# The request:
Search the records below for the word "MAIN" and show every line where it occurs.
>> Begin
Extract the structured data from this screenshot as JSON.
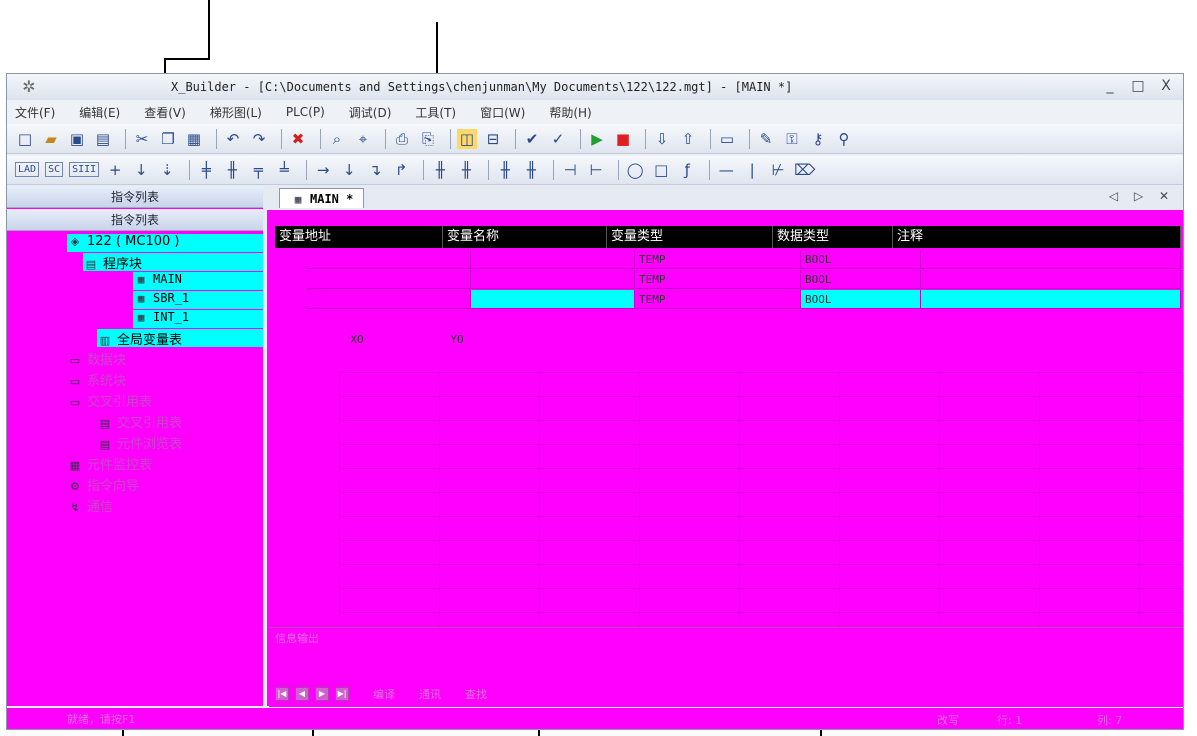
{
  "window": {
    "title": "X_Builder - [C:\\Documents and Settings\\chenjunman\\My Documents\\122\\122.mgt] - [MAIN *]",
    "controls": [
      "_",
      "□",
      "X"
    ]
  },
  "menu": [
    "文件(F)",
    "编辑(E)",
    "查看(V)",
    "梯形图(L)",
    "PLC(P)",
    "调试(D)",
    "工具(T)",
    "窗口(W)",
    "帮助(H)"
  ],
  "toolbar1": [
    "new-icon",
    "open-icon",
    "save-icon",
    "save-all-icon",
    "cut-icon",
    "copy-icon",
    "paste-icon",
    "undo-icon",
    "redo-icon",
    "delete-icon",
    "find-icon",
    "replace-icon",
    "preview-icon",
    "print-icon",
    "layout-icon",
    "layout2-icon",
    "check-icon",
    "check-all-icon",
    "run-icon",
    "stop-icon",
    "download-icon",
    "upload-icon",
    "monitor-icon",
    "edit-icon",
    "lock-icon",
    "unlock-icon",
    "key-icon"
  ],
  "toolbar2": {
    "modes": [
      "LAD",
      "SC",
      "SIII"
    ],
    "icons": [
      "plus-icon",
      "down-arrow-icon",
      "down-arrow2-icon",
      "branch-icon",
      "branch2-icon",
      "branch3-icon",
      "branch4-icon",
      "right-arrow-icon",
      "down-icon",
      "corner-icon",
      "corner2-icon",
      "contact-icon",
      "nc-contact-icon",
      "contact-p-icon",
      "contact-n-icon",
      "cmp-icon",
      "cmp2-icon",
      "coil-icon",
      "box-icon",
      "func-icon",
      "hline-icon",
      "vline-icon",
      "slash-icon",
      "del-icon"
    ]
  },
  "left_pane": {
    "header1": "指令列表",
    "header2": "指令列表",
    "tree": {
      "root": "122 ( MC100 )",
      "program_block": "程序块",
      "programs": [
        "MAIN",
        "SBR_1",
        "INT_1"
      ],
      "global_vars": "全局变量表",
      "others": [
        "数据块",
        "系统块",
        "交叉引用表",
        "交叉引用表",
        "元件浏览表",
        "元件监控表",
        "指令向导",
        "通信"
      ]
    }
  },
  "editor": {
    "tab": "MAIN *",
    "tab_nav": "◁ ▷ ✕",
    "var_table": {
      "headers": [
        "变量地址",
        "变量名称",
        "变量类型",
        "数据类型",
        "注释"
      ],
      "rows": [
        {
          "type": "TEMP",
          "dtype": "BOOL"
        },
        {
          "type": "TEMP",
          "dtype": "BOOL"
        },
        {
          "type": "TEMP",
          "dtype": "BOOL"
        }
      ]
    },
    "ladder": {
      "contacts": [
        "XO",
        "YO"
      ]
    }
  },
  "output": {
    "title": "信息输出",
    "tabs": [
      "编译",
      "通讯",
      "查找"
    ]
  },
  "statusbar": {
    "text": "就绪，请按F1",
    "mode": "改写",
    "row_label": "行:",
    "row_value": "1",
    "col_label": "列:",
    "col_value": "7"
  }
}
>> End
# Result below:
    "title": "X_Builder - [C:\\Documents and Settings\\chenjunman\\My Documents\\122\\122.mgt] - [MAIN *]",
        "MAIN",
    "tab": "MAIN *",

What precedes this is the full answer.